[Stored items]
— Begin —
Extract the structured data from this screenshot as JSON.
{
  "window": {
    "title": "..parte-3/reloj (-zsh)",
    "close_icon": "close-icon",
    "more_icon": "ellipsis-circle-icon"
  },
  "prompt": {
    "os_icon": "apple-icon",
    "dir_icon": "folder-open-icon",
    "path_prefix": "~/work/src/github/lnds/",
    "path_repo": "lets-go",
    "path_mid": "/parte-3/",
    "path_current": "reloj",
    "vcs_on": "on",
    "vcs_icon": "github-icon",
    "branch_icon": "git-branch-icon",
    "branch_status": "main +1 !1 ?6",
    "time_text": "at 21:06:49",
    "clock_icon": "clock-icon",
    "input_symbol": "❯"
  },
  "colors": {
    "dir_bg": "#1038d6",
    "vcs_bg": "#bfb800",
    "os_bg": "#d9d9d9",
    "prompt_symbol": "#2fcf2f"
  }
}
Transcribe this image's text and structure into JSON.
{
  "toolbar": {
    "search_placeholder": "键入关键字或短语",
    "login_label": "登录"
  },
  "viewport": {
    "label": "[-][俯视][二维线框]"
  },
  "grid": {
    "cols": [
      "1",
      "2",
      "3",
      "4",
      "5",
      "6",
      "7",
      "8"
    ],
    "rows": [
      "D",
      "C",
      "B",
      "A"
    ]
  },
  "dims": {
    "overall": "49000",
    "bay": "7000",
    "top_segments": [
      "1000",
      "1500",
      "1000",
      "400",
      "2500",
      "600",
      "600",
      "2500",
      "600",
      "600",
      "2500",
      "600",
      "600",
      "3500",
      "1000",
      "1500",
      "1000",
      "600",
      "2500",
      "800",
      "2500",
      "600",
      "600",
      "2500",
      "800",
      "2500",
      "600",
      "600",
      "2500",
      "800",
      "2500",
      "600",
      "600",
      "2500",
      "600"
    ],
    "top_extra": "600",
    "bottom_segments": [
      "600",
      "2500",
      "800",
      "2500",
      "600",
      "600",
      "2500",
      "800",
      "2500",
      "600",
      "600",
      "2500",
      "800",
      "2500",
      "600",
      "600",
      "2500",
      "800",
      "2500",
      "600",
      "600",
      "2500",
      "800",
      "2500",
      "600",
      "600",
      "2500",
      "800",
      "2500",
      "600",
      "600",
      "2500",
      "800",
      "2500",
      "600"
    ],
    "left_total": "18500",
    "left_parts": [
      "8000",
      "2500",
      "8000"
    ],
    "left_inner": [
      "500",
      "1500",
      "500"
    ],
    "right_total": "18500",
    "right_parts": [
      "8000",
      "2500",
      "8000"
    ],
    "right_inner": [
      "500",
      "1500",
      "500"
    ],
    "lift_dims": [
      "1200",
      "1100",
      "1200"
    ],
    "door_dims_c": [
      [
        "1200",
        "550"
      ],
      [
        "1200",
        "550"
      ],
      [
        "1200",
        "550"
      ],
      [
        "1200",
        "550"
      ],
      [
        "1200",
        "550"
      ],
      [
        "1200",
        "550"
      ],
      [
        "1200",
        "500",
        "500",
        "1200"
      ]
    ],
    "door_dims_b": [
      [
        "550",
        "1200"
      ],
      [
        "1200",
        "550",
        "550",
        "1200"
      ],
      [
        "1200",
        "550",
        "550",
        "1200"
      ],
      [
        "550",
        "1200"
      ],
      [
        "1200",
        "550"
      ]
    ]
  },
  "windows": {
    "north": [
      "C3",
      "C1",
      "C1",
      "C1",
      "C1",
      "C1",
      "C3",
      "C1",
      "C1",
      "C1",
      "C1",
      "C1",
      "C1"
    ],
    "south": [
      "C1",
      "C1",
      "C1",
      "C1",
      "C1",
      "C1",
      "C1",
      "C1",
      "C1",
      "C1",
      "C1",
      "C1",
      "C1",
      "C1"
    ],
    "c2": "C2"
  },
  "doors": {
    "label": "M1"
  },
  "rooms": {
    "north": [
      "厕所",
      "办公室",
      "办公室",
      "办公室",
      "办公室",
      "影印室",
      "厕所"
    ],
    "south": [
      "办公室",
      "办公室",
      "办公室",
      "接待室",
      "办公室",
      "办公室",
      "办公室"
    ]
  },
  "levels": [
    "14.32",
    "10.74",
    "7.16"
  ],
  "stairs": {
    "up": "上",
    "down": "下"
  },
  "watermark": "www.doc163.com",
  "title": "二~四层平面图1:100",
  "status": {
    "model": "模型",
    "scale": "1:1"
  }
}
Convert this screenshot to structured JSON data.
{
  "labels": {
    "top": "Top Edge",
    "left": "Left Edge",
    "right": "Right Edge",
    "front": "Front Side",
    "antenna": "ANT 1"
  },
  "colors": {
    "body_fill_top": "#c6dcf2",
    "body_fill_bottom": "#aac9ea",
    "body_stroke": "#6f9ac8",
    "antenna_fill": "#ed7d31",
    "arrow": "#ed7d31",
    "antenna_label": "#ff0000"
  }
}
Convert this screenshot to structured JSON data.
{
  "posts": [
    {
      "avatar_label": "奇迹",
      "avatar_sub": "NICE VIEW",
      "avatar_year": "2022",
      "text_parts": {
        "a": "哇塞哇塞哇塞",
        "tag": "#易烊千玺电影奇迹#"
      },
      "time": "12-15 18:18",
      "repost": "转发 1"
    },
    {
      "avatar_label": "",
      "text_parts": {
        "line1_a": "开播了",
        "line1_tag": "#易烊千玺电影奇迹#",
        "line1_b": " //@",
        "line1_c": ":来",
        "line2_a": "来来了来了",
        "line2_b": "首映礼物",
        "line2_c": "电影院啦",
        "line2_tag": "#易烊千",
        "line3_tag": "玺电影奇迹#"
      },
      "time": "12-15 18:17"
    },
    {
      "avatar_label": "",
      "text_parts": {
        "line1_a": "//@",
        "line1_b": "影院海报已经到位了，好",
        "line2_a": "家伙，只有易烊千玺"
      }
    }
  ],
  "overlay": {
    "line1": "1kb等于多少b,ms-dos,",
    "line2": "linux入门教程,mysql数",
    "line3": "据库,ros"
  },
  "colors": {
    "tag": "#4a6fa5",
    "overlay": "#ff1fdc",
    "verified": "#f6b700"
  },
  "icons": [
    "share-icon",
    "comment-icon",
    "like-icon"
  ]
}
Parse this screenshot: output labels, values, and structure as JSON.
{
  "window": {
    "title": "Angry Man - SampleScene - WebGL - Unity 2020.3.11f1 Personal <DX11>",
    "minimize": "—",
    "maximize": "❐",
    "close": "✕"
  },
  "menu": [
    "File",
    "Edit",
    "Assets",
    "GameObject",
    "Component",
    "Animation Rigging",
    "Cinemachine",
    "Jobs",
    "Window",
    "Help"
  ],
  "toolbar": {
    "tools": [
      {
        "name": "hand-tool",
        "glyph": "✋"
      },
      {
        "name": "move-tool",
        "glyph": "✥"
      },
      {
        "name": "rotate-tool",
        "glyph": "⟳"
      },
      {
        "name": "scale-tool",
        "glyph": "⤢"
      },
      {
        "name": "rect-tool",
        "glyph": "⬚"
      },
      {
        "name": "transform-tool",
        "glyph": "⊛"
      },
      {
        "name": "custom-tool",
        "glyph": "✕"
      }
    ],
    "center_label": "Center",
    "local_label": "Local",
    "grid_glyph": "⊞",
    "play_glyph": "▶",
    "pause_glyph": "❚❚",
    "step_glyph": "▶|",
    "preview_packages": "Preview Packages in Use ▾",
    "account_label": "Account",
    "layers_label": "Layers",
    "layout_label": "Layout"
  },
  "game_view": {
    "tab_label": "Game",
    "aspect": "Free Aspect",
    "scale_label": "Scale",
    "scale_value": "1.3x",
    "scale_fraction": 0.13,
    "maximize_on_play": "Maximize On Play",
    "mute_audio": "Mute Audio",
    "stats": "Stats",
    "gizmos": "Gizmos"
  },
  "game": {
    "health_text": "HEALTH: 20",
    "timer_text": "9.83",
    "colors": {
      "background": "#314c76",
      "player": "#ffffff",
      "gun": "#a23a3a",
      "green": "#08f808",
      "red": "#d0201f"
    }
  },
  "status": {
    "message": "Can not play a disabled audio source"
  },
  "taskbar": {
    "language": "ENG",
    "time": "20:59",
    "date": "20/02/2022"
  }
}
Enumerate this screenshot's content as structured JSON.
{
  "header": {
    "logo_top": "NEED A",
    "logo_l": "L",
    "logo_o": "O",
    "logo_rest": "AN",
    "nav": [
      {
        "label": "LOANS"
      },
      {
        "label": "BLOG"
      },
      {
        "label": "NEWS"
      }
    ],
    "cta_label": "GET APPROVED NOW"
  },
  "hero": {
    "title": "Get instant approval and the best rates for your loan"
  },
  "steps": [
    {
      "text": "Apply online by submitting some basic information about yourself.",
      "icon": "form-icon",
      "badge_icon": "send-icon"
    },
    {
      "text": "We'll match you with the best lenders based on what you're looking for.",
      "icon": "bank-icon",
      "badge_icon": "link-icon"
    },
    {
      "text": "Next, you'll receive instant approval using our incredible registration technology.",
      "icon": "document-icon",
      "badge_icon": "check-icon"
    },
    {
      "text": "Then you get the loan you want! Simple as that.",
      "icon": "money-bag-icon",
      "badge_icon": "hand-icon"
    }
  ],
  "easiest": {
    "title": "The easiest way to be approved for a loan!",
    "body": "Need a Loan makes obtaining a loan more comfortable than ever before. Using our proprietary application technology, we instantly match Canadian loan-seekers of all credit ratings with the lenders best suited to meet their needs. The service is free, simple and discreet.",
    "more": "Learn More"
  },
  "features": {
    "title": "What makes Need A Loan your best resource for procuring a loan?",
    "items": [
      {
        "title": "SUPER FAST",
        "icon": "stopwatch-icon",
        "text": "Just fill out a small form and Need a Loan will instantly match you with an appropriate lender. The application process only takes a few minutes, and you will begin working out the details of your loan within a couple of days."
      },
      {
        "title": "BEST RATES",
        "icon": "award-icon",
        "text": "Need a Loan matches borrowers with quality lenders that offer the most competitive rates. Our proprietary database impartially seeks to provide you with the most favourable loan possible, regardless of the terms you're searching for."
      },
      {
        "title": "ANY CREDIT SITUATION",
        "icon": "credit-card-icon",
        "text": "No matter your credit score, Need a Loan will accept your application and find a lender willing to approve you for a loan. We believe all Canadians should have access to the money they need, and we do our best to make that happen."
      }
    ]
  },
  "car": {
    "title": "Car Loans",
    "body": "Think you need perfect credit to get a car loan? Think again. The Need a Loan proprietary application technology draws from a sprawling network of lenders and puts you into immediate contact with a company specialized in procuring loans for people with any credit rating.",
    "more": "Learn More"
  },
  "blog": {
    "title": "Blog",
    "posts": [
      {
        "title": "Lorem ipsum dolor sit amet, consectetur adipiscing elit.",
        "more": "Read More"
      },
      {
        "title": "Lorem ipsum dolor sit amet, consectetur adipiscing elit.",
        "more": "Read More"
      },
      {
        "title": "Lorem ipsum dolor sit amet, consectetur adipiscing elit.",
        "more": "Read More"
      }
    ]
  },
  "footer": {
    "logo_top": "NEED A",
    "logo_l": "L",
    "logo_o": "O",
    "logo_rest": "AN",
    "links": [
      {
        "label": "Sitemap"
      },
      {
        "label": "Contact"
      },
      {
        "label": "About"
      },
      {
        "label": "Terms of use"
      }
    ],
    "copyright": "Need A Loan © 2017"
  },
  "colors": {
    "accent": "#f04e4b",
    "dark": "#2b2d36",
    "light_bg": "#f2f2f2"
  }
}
— End —
● Stated goal
Using the listing, collect all lines in which the string "structured" is found.

● Expected answer
Extract the structured data from this screenshot as JSON.
Convert this screenshot to structured JSON data.
Convert this screenshot to structured JSON data.
Enumerate this screenshot's content as structured JSON.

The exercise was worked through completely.